-- WHAT YOU WILL DO --
Identify and pull out each line of the entries in which "BAAI" occurs.

══ GIVEN DATA ══

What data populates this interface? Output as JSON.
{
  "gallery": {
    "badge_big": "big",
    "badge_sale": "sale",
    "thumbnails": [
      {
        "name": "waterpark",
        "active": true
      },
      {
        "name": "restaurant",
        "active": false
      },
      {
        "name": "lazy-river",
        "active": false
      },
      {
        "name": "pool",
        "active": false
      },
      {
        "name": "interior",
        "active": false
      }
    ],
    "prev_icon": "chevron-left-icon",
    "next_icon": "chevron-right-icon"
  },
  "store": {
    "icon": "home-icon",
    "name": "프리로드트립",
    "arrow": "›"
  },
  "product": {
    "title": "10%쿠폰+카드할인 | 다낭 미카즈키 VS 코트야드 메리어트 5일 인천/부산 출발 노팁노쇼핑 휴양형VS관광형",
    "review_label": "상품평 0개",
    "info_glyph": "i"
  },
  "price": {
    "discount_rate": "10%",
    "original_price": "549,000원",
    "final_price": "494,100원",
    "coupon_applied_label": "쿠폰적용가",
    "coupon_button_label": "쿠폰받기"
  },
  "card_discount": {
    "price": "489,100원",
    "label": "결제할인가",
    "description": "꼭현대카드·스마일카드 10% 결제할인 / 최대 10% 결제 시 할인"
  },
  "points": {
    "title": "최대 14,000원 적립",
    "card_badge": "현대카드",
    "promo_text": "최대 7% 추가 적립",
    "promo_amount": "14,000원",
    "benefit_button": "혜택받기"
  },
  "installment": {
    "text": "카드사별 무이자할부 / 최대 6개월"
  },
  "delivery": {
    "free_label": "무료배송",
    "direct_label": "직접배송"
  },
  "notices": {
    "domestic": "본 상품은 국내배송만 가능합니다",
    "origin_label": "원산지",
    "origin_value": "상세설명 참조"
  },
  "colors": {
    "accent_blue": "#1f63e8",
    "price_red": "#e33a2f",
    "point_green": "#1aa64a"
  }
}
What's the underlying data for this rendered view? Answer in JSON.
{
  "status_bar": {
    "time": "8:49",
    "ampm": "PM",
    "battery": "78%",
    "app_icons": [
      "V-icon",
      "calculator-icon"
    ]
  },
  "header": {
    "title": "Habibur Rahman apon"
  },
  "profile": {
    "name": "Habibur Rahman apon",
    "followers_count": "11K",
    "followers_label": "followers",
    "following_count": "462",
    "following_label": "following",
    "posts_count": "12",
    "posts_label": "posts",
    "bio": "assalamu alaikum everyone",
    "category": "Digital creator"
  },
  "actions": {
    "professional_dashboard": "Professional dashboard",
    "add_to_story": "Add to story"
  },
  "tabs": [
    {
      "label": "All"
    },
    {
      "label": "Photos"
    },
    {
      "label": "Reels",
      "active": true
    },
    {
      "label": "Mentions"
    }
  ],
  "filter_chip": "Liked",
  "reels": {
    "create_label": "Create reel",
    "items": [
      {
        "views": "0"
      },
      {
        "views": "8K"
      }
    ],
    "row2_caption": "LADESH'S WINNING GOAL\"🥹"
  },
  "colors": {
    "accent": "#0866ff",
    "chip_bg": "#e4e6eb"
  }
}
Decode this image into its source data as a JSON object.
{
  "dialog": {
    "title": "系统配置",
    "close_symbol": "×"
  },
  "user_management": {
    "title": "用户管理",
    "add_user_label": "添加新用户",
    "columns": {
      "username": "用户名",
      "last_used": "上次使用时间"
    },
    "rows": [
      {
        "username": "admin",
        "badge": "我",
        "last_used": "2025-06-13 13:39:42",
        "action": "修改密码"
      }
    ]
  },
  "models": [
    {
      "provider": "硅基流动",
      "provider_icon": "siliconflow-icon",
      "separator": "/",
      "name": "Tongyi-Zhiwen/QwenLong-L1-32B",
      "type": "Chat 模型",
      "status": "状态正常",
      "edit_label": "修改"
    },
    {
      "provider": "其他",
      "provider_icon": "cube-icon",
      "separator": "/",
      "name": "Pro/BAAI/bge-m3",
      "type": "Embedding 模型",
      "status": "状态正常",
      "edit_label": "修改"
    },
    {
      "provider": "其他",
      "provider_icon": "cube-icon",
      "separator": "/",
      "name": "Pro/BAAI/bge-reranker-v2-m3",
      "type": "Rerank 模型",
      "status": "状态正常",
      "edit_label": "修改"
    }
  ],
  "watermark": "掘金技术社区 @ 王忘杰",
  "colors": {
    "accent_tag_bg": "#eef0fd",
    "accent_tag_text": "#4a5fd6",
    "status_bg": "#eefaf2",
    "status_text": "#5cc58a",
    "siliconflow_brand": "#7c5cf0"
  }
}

═══
══ GIVEN DATA ══

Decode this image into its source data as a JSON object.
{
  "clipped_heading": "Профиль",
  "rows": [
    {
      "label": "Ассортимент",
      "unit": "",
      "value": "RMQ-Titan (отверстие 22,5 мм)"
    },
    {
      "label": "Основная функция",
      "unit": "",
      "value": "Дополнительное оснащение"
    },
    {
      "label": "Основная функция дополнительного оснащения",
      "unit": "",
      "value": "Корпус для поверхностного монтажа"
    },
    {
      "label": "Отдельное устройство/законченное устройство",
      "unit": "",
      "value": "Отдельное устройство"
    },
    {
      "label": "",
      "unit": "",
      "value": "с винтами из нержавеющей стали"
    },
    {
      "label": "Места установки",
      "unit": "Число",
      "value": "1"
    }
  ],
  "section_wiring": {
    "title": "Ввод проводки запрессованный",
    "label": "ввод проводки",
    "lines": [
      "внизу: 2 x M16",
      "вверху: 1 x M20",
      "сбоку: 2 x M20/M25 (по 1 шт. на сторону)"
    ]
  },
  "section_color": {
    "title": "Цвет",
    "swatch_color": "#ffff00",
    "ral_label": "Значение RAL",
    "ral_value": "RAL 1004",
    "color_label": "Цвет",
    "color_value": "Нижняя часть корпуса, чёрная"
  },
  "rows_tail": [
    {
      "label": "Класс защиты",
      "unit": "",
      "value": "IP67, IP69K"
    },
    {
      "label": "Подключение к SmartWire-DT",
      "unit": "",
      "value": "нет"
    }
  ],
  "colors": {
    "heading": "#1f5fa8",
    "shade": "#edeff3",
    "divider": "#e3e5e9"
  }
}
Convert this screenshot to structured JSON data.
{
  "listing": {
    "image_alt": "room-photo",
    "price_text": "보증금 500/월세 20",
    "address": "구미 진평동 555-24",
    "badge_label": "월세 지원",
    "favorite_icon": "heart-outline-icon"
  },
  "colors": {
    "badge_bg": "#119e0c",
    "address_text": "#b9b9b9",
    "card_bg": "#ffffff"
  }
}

═══
══ GIVEN DATA ══

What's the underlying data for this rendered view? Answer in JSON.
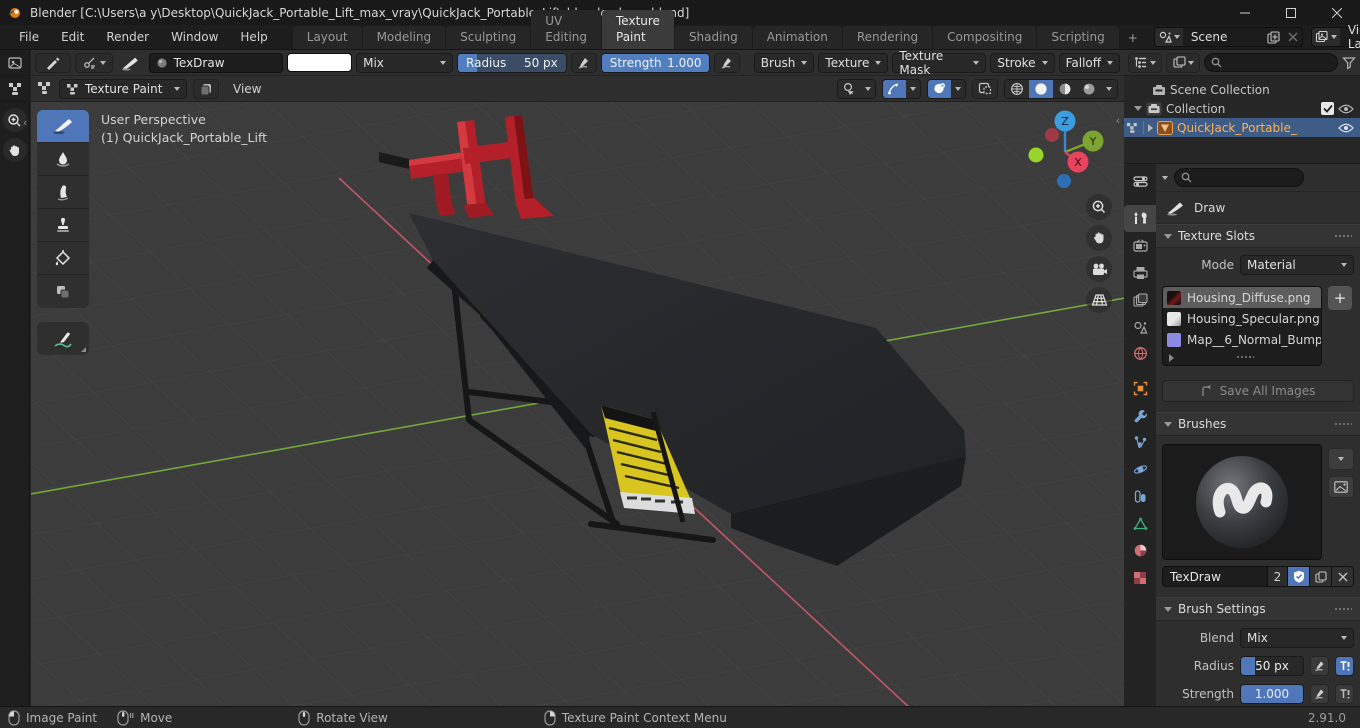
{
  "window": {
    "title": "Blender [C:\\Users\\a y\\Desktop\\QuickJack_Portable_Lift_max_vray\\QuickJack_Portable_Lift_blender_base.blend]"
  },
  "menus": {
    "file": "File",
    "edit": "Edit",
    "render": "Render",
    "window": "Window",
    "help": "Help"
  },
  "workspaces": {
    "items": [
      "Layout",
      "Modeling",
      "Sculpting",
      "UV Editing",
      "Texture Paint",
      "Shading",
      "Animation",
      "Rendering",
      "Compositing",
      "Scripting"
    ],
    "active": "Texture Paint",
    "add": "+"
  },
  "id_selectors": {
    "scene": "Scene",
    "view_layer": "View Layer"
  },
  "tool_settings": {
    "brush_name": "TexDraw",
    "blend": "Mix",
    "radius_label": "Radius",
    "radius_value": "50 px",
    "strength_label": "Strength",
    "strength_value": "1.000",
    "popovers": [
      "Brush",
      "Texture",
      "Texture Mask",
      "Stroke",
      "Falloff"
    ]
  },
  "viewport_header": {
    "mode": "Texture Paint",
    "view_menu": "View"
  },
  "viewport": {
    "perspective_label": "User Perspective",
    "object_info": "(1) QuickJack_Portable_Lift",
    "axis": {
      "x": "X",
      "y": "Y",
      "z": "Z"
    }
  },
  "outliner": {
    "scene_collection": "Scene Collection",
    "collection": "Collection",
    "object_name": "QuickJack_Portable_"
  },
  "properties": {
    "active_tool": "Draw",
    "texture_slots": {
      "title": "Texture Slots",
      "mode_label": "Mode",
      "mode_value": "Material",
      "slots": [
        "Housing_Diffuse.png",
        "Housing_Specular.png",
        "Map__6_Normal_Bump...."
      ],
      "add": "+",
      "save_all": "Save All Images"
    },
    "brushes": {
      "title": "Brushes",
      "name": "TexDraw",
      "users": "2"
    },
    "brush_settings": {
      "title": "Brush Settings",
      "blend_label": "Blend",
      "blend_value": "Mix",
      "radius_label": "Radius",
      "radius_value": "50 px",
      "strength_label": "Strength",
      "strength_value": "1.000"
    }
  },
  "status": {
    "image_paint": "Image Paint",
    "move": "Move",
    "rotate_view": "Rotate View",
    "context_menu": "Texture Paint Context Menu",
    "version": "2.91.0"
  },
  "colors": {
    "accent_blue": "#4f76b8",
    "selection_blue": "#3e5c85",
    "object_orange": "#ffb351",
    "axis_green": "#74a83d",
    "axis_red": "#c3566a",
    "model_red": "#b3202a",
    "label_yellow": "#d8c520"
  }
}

═══

-- TASK RESPONSE --
      "name": "Pro/BAAI/bge-m3",
      "name": "Pro/BAAI/bge-reranker-v2-m3",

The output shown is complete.